* Activity
A single number is required: how many lines in the records below contain "alloimmunization".

* Data for review
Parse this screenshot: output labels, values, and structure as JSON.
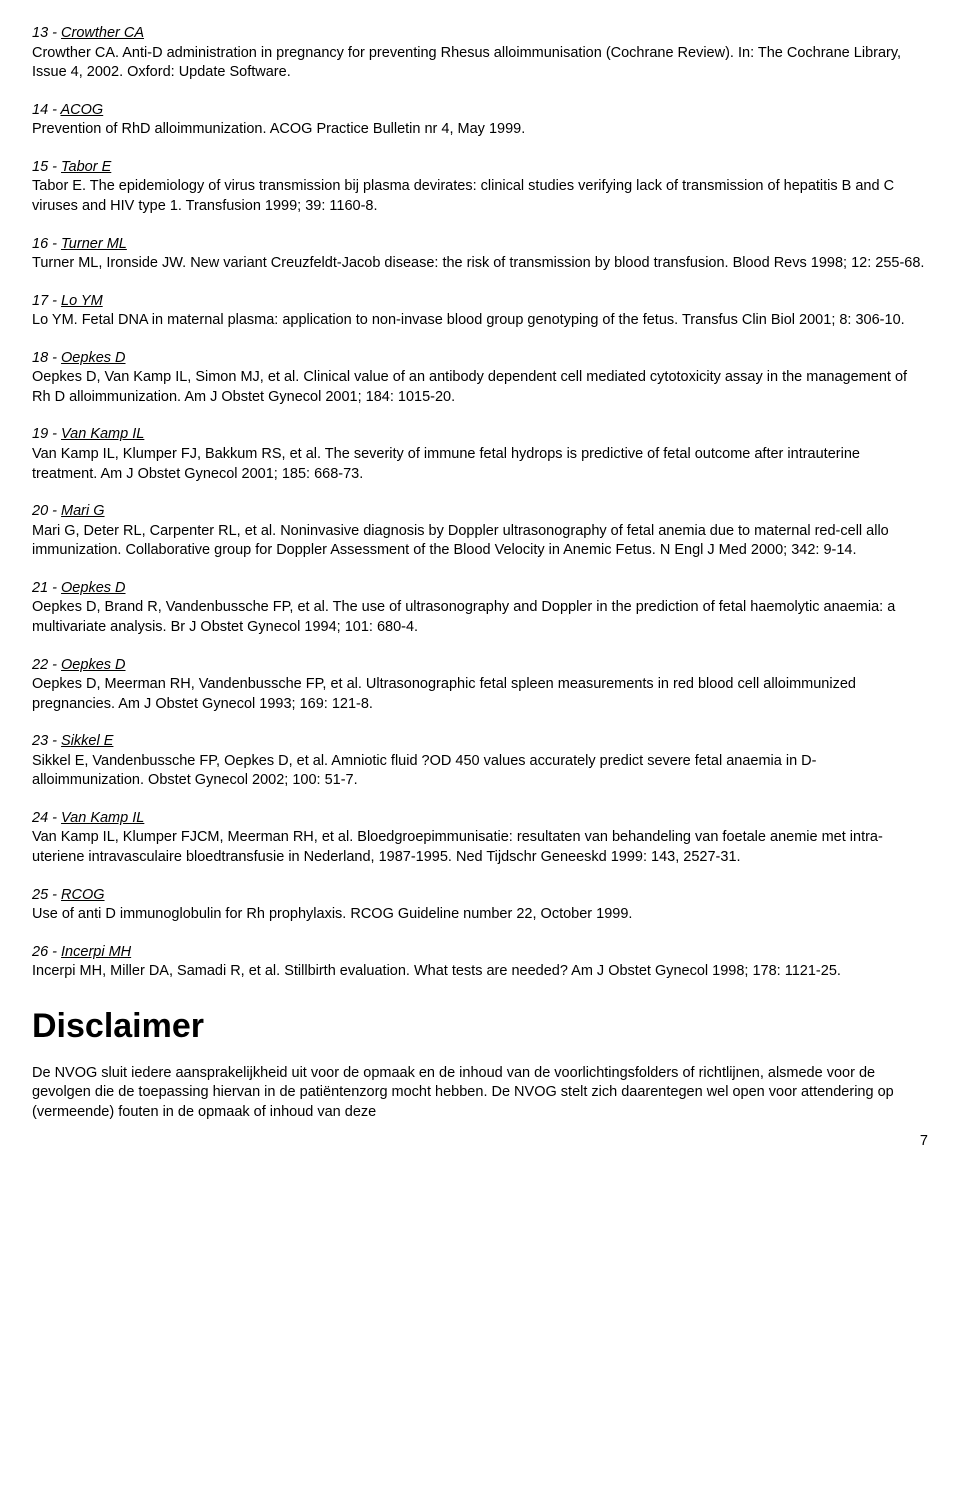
{
  "references": [
    {
      "num": "13",
      "author": "Crowther CA",
      "text": "Crowther CA. Anti-D administration in pregnancy for preventing Rhesus alloimmunisation (Cochrane Review). In: The Cochrane Library, Issue 4, 2002. Oxford: Update Software."
    },
    {
      "num": "14",
      "author": "ACOG",
      "text": "Prevention of RhD alloimmunization. ACOG Practice Bulletin nr 4, May 1999."
    },
    {
      "num": "15",
      "author": "Tabor E",
      "text": "Tabor E. The epidemiology of virus transmission bij plasma devirates: clinical studies verifying lack of transmission of hepatitis B and C viruses and HIV type 1. Transfusion 1999; 39: 1160-8."
    },
    {
      "num": "16",
      "author": "Turner ML",
      "text": "Turner ML, Ironside JW. New variant Creuzfeldt-Jacob disease: the risk of transmission by blood transfusion. Blood Revs 1998; 12: 255-68."
    },
    {
      "num": "17",
      "author": "Lo YM",
      "text": "Lo YM. Fetal DNA in maternal plasma: application to non-invase blood group genotyping of the fetus. Transfus Clin Biol 2001; 8: 306-10."
    },
    {
      "num": "18",
      "author": "Oepkes D",
      "text": "Oepkes D, Van Kamp IL, Simon MJ, et al. Clinical value of an antibody dependent cell mediated cytotoxicity assay in the management of Rh D alloimmunization. Am J Obstet Gynecol 2001; 184: 1015-20."
    },
    {
      "num": "19",
      "author": "Van Kamp IL",
      "text": "Van Kamp IL, Klumper FJ, Bakkum RS, et al. The severity of immune fetal hydrops is predictive of fetal outcome after intrauterine treatment. Am J Obstet Gynecol 2001; 185: 668-73."
    },
    {
      "num": "20",
      "author": "Mari G",
      "text": "Mari G, Deter RL, Carpenter RL, et al. Noninvasive diagnosis by Doppler ultrasonography of fetal anemia due to maternal red-cell allo immunization. Collaborative group for Doppler Assessment of the Blood Velocity in Anemic Fetus. N Engl J Med 2000; 342: 9-14."
    },
    {
      "num": "21",
      "author": "Oepkes D",
      "text": "Oepkes D, Brand R, Vandenbussche FP, et al. The use of ultrasonography and Doppler in the prediction of fetal haemolytic anaemia: a multivariate analysis. Br J Obstet Gynecol 1994; 101: 680-4."
    },
    {
      "num": "22",
      "author": "Oepkes D",
      "text": "Oepkes D, Meerman RH, Vandenbussche FP, et al. Ultrasonographic fetal spleen measurements in red blood cell alloimmunized pregnancies. Am J Obstet Gynecol 1993; 169: 121-8."
    },
    {
      "num": "23",
      "author": "Sikkel E",
      "text": "Sikkel E, Vandenbussche FP, Oepkes D, et al. Amniotic fluid ?OD 450 values accurately predict severe fetal anaemia in D-alloimmunization. Obstet Gynecol 2002; 100: 51-7."
    },
    {
      "num": "24",
      "author": "Van Kamp IL",
      "text": "Van Kamp IL, Klumper FJCM, Meerman RH, et al. Bloedgroepimmunisatie: resultaten van behandeling van foetale anemie met intra-uteriene intravasculaire bloedtransfusie in Nederland, 1987-1995. Ned Tijdschr Geneeskd 1999: 143, 2527-31."
    },
    {
      "num": "25",
      "author": "RCOG",
      "text": "Use of anti D immunoglobulin for Rh prophylaxis. RCOG Guideline number 22, October 1999."
    },
    {
      "num": "26",
      "author": "Incerpi MH",
      "text": "Incerpi MH, Miller DA, Samadi R, et al. Stillbirth evaluation. What tests are needed? Am J Obstet Gynecol 1998; 178: 1121-25."
    }
  ],
  "disclaimer": {
    "heading": "Disclaimer",
    "text": "De NVOG sluit iedere aansprakelijkheid uit voor de opmaak en de inhoud van de voorlichtingsfolders of richtlijnen, alsmede voor de gevolgen die de toepassing hiervan in de patiëntenzorg mocht hebben. De NVOG stelt zich daarentegen wel open voor attendering op (vermeende) fouten in de opmaak of inhoud van deze"
  },
  "page_number": "7"
}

* Answer section
3